Your objective | Check every line of the data for the word "Gottesdiensten", and copy those that have it.

Collected data entries |
---
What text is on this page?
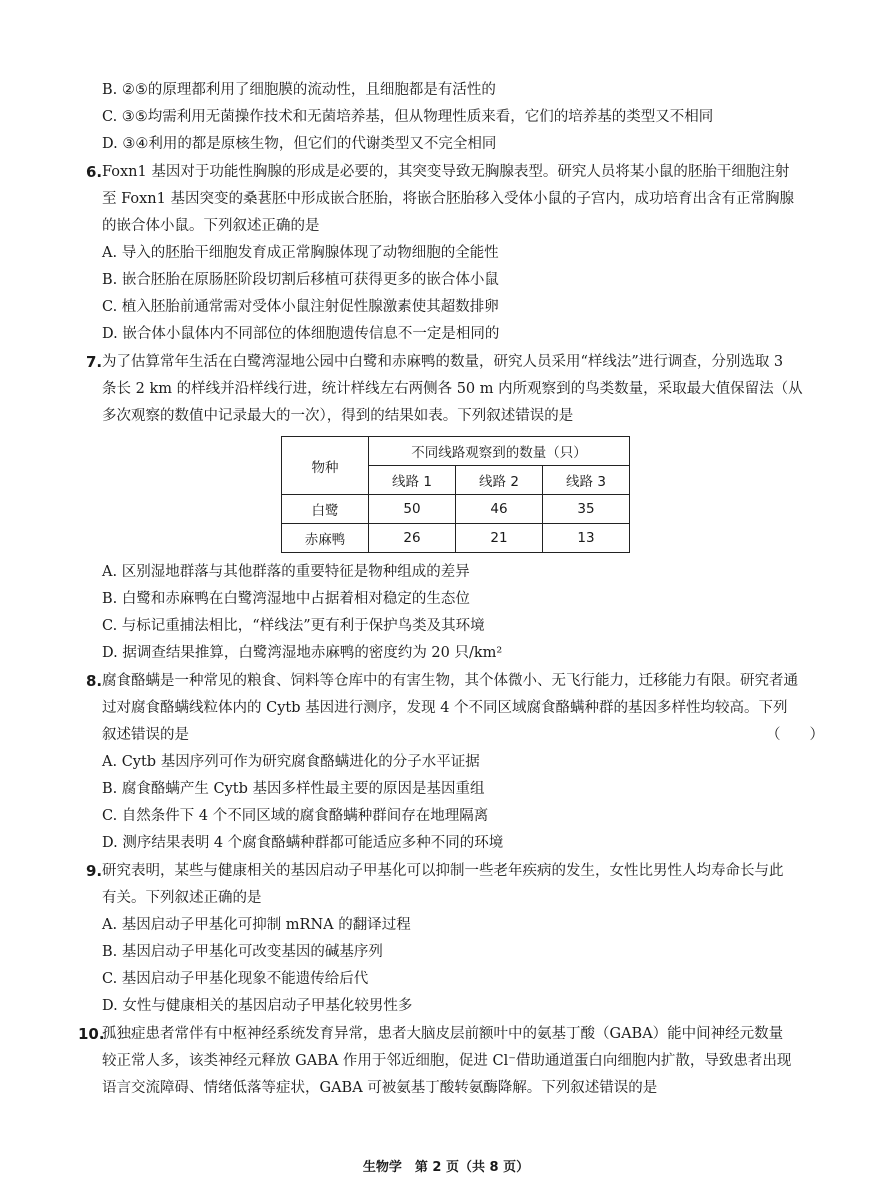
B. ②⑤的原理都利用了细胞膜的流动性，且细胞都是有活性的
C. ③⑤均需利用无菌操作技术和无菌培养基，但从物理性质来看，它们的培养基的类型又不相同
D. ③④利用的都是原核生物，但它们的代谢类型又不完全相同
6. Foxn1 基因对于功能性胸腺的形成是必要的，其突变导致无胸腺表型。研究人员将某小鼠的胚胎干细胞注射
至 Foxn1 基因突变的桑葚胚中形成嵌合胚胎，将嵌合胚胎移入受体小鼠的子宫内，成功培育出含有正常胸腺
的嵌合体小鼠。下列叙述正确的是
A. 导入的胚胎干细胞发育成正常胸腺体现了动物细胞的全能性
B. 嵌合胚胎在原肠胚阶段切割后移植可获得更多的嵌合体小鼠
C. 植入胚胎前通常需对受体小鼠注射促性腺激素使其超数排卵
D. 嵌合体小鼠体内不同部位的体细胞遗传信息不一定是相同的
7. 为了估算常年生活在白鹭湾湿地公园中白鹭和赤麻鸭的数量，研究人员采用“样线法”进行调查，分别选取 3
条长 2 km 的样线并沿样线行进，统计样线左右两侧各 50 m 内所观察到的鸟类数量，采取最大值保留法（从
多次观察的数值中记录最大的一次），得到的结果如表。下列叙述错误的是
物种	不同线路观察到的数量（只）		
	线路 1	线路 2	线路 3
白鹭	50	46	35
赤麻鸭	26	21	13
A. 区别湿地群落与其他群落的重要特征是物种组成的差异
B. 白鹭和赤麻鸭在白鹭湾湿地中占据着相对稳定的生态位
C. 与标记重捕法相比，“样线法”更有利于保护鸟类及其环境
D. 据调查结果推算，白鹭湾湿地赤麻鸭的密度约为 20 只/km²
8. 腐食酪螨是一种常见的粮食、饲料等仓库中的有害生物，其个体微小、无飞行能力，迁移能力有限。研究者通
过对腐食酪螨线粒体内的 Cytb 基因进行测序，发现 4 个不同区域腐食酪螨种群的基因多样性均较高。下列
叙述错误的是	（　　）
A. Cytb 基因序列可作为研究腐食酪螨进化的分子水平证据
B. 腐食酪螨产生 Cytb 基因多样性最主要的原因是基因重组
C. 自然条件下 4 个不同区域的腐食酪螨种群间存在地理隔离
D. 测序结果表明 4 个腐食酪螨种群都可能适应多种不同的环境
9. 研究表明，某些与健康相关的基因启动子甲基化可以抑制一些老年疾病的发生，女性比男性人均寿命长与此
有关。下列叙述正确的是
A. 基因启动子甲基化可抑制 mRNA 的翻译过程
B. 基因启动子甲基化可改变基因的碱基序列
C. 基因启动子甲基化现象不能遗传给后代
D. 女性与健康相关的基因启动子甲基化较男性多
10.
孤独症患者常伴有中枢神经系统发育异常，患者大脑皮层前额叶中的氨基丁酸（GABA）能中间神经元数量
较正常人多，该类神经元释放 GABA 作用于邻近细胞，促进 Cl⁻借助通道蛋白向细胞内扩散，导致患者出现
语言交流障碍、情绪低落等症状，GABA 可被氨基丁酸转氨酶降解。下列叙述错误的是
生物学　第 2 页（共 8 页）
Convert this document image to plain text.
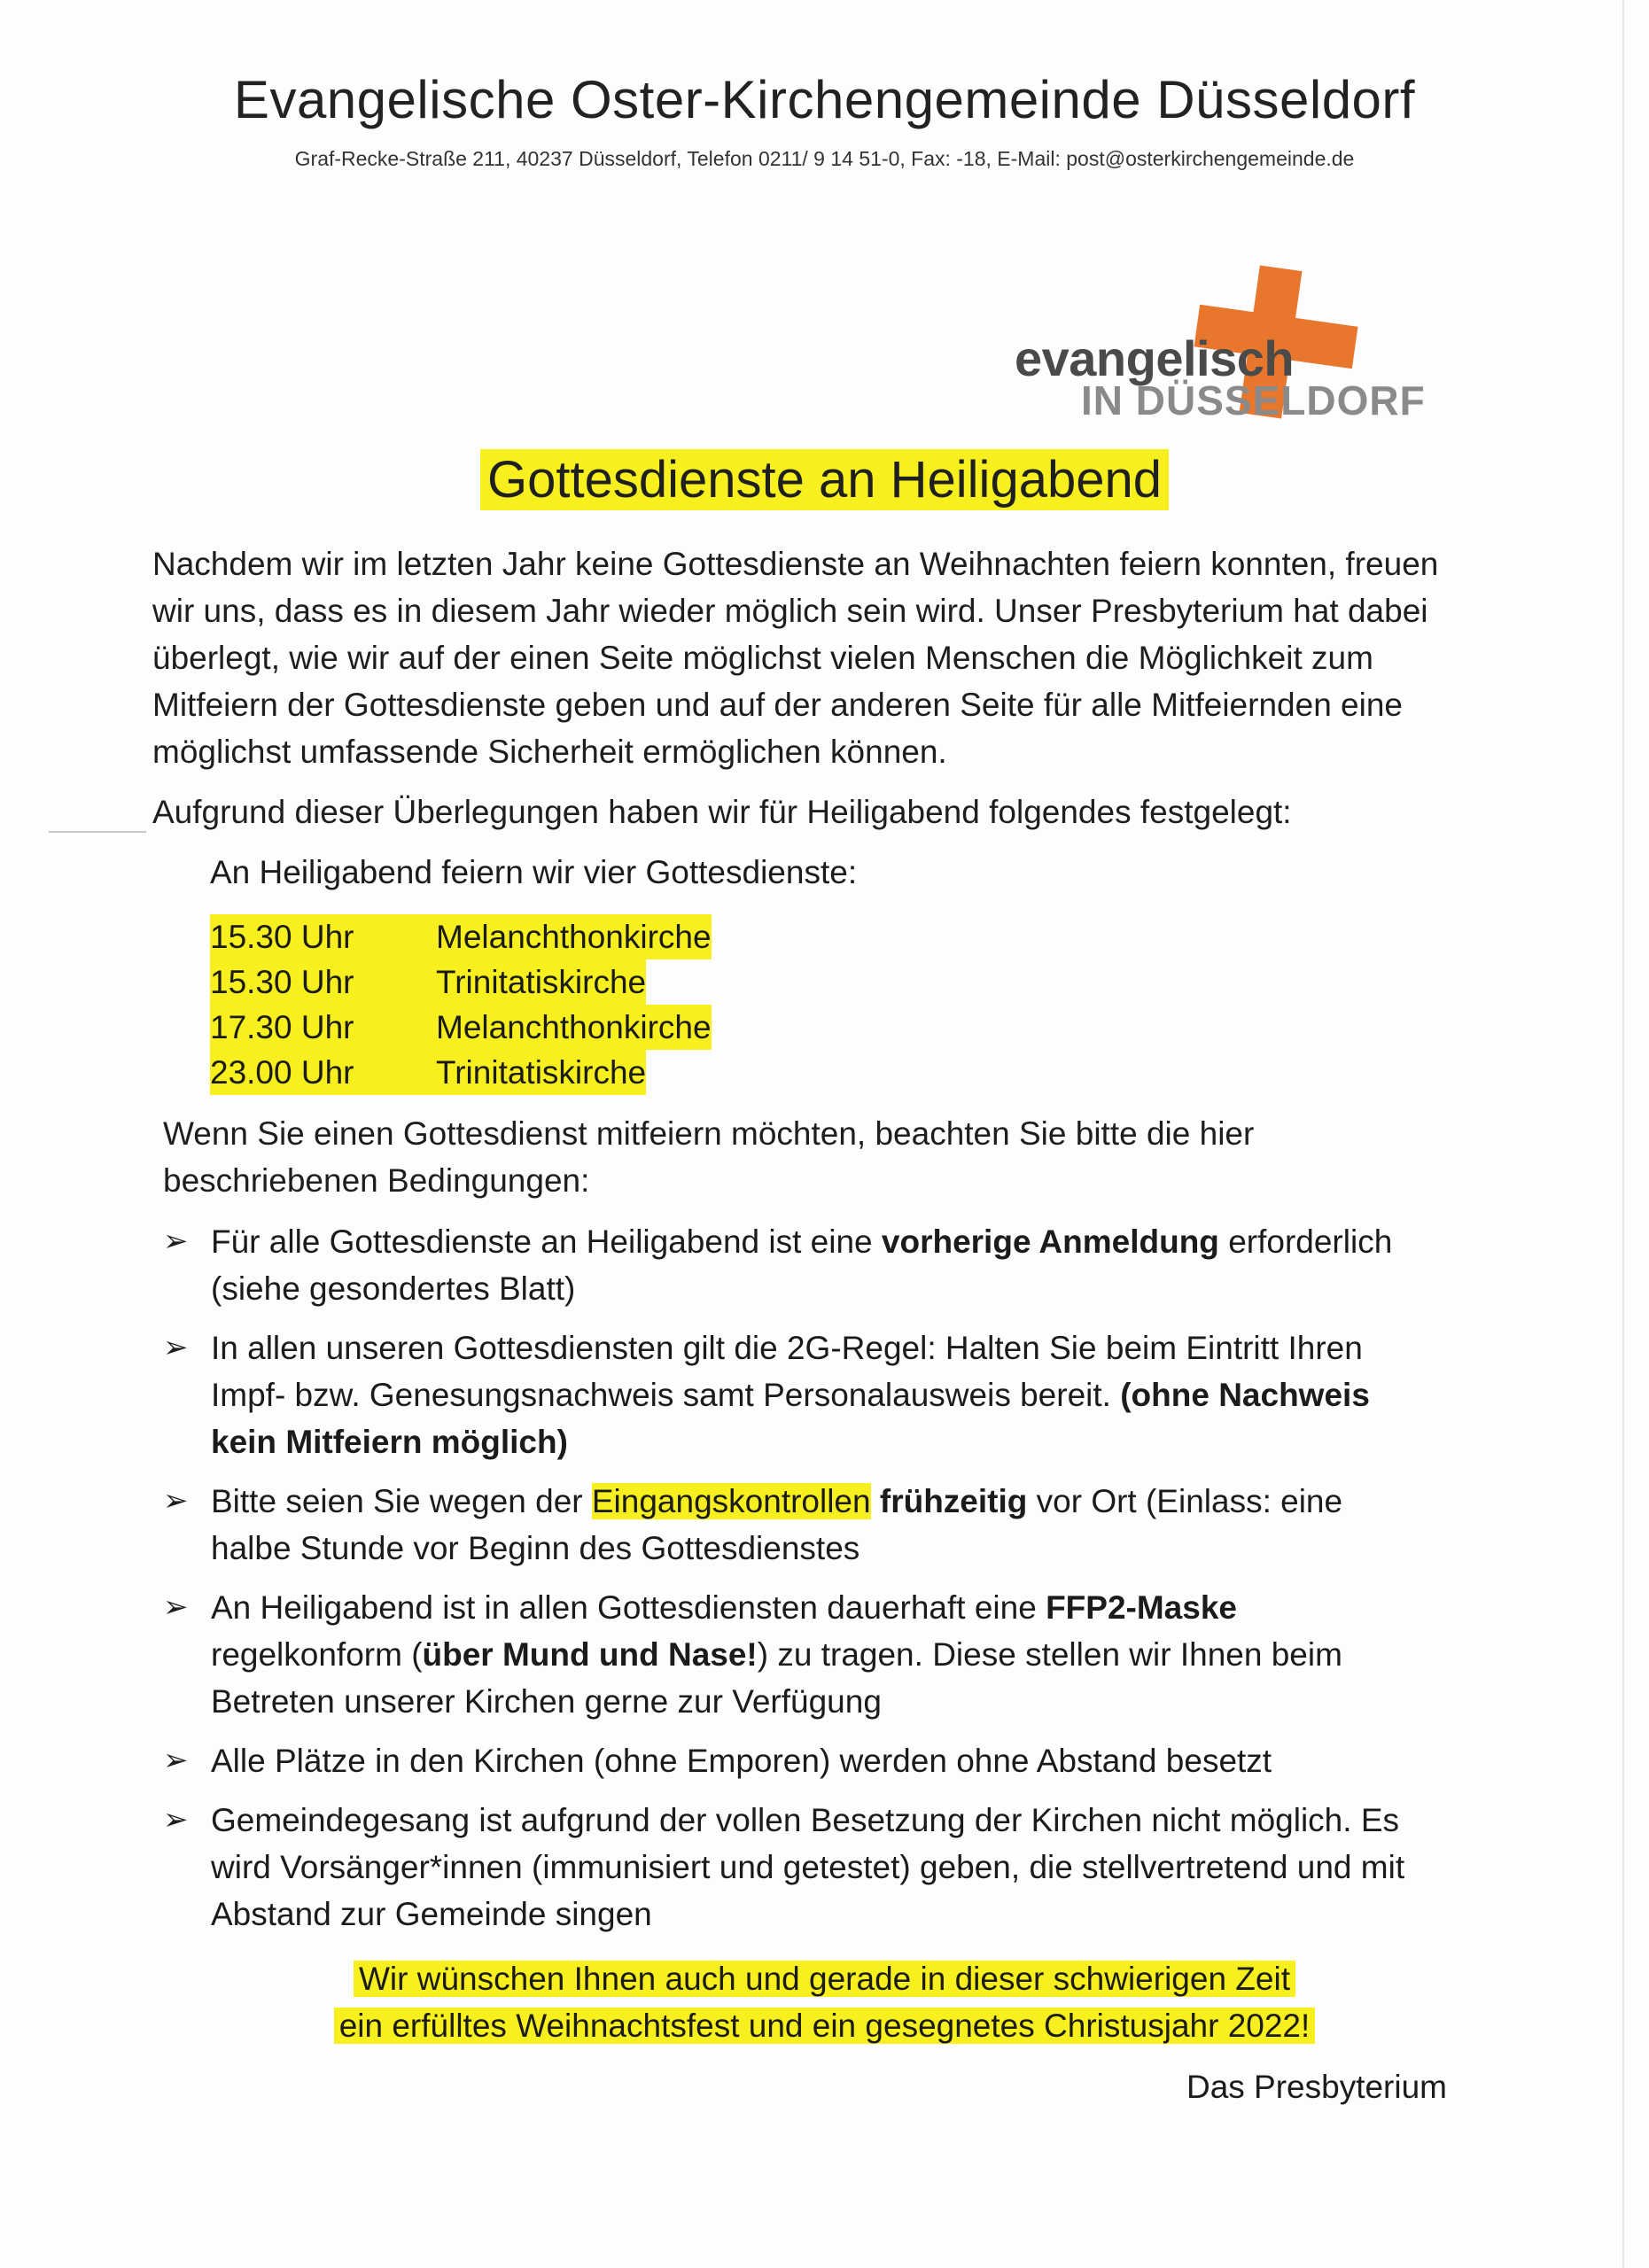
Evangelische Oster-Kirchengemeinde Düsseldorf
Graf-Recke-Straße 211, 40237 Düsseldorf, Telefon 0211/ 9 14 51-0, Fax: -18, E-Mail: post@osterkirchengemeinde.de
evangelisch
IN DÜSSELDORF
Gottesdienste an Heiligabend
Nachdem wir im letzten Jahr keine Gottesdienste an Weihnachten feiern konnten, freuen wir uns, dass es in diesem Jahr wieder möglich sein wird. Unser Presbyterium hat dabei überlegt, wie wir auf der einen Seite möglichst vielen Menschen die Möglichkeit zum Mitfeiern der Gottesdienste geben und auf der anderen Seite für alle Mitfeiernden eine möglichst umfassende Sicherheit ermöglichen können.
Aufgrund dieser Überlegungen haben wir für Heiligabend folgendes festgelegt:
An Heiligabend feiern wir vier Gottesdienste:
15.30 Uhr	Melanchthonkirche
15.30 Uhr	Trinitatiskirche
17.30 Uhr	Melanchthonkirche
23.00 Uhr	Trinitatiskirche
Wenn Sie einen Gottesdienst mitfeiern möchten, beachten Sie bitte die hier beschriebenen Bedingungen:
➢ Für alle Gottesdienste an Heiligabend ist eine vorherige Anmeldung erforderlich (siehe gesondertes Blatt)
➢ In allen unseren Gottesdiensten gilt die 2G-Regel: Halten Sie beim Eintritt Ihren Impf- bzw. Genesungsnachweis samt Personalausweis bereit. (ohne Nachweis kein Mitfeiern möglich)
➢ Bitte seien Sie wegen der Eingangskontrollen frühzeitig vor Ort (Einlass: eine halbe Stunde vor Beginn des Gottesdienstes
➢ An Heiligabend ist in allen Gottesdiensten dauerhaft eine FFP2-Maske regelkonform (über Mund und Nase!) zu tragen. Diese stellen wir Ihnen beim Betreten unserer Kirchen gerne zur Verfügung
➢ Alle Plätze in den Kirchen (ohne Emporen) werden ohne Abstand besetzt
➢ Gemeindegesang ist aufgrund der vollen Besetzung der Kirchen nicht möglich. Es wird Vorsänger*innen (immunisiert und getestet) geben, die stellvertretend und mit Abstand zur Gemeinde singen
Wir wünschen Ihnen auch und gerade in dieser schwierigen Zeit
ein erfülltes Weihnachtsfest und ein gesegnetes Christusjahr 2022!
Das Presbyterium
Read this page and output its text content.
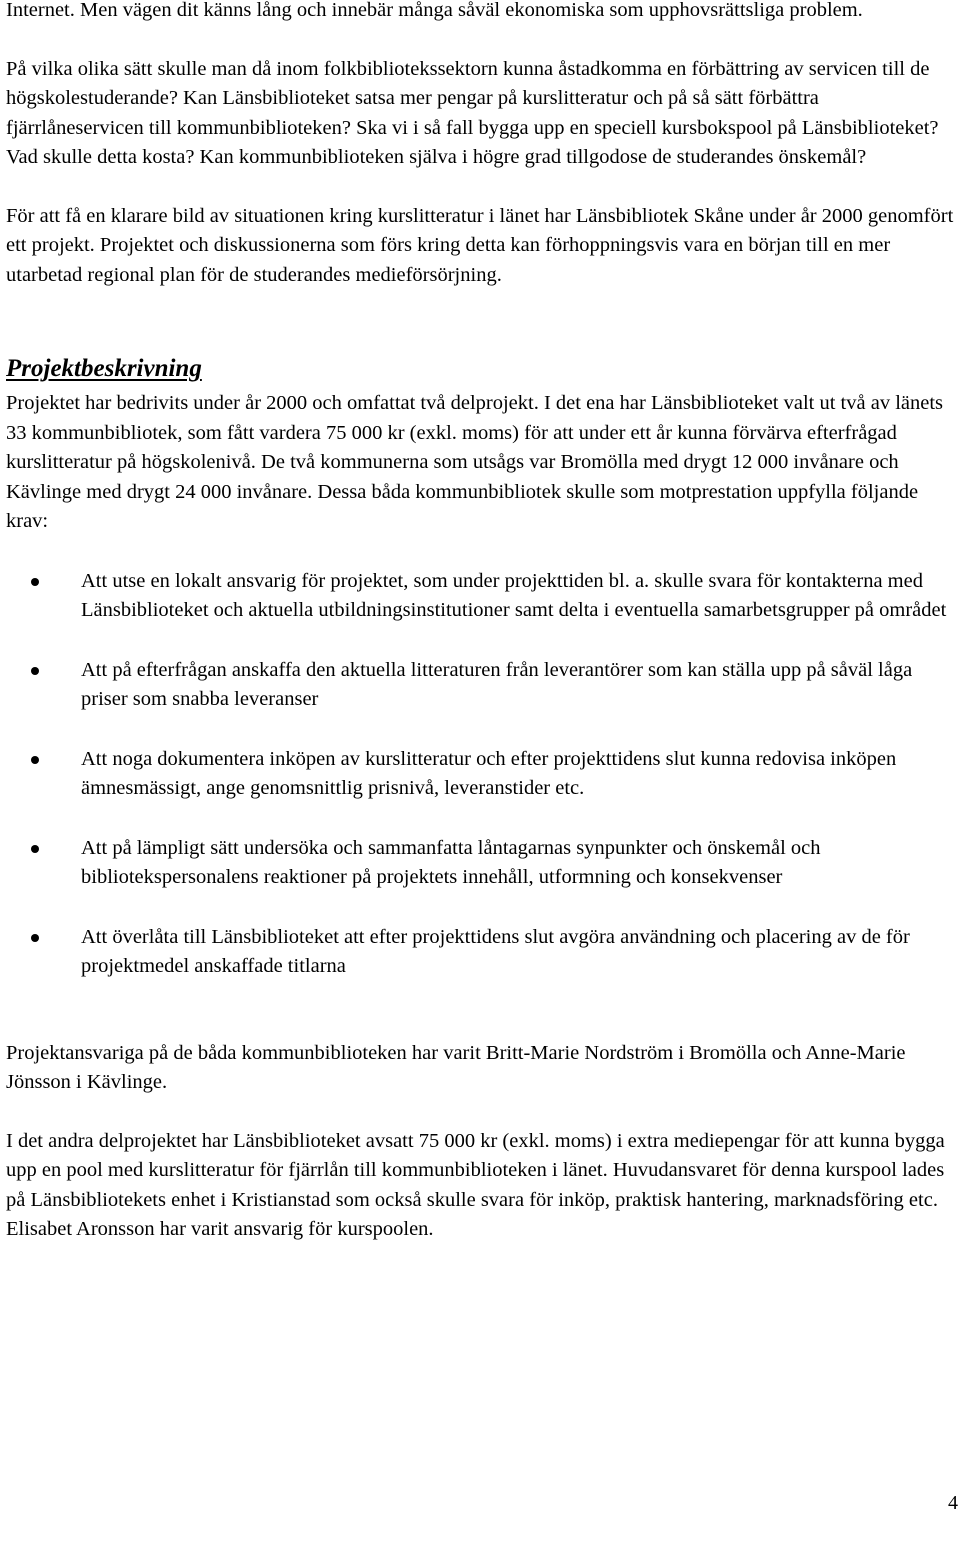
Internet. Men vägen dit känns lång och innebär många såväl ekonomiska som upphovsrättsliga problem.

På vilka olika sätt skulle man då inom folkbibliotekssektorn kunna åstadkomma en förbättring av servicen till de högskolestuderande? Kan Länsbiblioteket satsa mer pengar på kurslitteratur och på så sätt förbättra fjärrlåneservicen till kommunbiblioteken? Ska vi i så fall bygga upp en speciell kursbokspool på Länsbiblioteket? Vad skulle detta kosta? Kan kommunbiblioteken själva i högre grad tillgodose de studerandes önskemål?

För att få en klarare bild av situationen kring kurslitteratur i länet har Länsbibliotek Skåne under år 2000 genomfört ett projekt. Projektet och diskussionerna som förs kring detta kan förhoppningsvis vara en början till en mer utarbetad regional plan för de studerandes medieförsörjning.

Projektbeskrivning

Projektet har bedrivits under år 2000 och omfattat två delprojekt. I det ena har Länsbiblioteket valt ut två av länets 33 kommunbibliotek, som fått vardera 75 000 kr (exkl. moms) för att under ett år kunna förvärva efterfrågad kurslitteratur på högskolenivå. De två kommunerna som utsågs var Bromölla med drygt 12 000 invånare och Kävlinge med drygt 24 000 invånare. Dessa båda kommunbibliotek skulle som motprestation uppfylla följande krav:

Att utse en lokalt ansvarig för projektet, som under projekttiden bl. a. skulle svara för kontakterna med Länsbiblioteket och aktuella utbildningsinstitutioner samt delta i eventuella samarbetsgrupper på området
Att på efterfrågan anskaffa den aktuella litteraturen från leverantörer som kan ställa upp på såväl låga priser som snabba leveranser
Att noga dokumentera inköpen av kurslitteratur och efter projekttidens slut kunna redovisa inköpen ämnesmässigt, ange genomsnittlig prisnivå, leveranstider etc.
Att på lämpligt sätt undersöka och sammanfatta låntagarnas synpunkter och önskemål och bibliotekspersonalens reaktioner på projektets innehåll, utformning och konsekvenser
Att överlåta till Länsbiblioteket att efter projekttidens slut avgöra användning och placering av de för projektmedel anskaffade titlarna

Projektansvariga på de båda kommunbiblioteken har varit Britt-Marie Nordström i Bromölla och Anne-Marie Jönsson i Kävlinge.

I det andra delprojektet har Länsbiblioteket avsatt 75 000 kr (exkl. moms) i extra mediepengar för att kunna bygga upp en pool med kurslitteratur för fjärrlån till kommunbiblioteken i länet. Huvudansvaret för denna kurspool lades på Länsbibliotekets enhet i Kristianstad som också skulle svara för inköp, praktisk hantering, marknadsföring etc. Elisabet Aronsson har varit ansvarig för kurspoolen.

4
---
Written reply |
➢ In allen unseren Gottesdiensten gilt die 2G-Regel: Halten Sie beim Eintritt Ihren Impf- bzw. Genesungsnachweis samt Personalausweis bereit. (ohne Nachweis kein Mitfeiern möglich)
➢ An Heiligabend ist in allen Gottesdiensten dauerhaft eine FFP2-Maske regelkonform (über Mund und Nase!) zu tragen. Diese stellen wir Ihnen beim Betreten unserer Kirchen gerne zur Verfügung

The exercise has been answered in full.